• _Written exercise_
Take the records underneath and set them down exactly.

Data entries:
════════════════════

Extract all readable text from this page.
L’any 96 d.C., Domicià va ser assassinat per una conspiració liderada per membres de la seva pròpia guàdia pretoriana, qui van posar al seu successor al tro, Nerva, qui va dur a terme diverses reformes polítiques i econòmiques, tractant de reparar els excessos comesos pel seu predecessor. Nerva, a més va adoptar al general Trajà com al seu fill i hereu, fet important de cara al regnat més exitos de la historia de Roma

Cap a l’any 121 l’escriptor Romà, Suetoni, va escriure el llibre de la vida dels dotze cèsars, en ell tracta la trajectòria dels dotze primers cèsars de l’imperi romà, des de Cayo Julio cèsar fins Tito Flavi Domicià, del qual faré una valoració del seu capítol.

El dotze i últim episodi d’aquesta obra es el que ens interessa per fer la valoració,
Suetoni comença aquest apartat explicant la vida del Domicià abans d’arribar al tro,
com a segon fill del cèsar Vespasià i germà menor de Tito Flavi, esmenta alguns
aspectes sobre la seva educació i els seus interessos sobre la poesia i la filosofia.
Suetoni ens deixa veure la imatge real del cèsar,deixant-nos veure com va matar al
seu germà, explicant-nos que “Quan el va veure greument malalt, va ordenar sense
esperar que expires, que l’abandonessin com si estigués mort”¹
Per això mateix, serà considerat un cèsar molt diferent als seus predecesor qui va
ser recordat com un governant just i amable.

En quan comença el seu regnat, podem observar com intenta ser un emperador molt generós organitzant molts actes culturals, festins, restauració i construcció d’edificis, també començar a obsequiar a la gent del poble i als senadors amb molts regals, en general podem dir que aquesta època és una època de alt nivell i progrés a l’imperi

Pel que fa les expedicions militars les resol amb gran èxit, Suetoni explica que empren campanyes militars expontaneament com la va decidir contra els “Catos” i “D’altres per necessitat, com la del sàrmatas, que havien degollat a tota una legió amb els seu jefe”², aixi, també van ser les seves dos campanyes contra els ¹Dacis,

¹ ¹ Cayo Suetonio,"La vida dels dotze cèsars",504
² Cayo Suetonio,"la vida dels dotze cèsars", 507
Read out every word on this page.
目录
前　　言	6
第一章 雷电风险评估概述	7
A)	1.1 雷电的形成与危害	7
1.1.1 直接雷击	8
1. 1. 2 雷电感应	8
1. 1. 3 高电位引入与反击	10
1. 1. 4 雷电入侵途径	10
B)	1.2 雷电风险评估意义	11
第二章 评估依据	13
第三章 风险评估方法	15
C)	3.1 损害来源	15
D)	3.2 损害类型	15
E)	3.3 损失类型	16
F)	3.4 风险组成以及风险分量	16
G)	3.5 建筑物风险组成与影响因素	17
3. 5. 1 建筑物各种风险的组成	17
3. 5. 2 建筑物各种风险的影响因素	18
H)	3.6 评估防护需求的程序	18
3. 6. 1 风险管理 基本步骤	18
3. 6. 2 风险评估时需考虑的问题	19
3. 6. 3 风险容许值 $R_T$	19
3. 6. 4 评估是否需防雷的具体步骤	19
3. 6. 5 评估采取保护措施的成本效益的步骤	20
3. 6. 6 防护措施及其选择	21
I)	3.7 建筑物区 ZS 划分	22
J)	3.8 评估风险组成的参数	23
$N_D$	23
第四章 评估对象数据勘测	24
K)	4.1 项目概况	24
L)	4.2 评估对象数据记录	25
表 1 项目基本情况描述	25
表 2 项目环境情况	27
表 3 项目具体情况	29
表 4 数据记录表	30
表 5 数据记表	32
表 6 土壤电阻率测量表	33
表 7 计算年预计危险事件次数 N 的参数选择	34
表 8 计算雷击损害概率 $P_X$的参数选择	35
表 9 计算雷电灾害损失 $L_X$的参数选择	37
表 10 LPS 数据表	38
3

════════════════════

• _Task result_
Extract all readable text from this page.
L’any 96 d.C., Domicià va ser assassinat per una conspiració liderada per membres de la seva pròpia guàdia pretoriana, qui van posar al seu successor al tro, Nerva, qui va dur a terme diverses reformes polítiques i econòmiques, tractant de reparar els excessos comesos pel seu predecessor. Nerva, a més va adoptar al general Trajà com al seu fill i hereu, fet important de cara al regnat més exitos de la historia de Roma

Cap a l’any 121 l’escriptor Romà, Suetoni, va escriure el llibre de la vida dels dotze cèsars, en ell tracta la trajectòria dels dotze primers cèsars de l’imperi romà, des de Cayo Julio cèsar fins Tito Flavi Domicià, del qual faré una valoració del seu capítol.

El dotze i últim episodi d’aquesta obra es el que ens interessa per fer la valoració,
Suetoni comença aquest apartat explicant la vida del Domicià abans d’arribar al tro,
com a segon fill del cèsar Vespasià i germà menor de Tito Flavi, esmenta alguns
aspectes sobre la seva educació i els seus interessos sobre la poesia i la filosofia.
Suetoni ens deixa veure la imatge real del cèsar,deixant-nos veure com va matar al
seu germà, explicant-nos que “Quan el va veure greument malalt, va ordenar sense
esperar que expires, que l’abandonessin com si estigués mort”¹
Per això mateix, serà considerat un cèsar molt diferent als seus predecesor qui va
ser recordat com un governant just i amable.

En quan comença el seu regnat, podem observar com intenta ser un emperador molt generós organitzant molts actes culturals, festins, restauració i construcció d’edificis, també començar a obsequiar a la gent del poble i als senadors amb molts regals, en general podem dir que aquesta època és una època de alt nivell i progrés a l’imperi

Pel que fa les expedicions militars les resol amb gran èxit, Suetoni explica que empren campanyes militars expontaneament com la va decidir contra els “Catos” i “D’altres per necessitat, com la del sàrmatas, que havien degollat a tota una legió amb els seu jefe”², aixi, també van ser les seves dos campanyes contra els ¹Dacis,

¹ ¹ Cayo Suetonio,"La vida dels dotze cèsars",504
² Cayo Suetonio,"la vida dels dotze cèsars", 507
Read out every word on this page.
目录
前　　言	6
第一章 雷电风险评估概述	7
A)	1.1 雷电的形成与危害	7
1.1.1 直接雷击	8
1. 1. 2 雷电感应	8
1. 1. 3 高电位引入与反击	10
1. 1. 4 雷电入侵途径	10
B)	1.2 雷电风险评估意义	11
第二章 评估依据	13
第三章 风险评估方法	15
C)	3.1 损害来源	15
D)	3.2 损害类型	15
E)	3.3 损失类型	16
F)	3.4 风险组成以及风险分量	16
G)	3.5 建筑物风险组成与影响因素	17
3. 5. 1 建筑物各种风险的组成	17
3. 5. 2 建筑物各种风险的影响因素	18
H)	3.6 评估防护需求的程序	18
3. 6. 1 风险管理 基本步骤	18
3. 6. 2 风险评估时需考虑的问题	19
3. 6. 3 风险容许值 $R_T$	19
3. 6. 4 评估是否需防雷的具体步骤	19
3. 6. 5 评估采取保护措施的成本效益的步骤	20
3. 6. 6 防护措施及其选择	21
I)	3.7 建筑物区 ZS 划分	22
J)	3.8 评估风险组成的参数	23
$N_D$	23
第四章 评估对象数据勘测	24
K)	4.1 项目概况	24
L)	4.2 评估对象数据记录	25
表 1 项目基本情况描述	25
表 2 项目环境情况	27
表 3 项目具体情况	29
表 4 数据记录表	30
表 5 数据记表	32
表 6 土壤电阻率测量表	33
表 7 计算年预计危险事件次数 N 的参数选择	34
表 8 计算雷击损害概率 $P_X$的参数选择	35
表 9 计算雷电灾害损失 $L_X$的参数选择	37
表 10 LPS 数据表	38
3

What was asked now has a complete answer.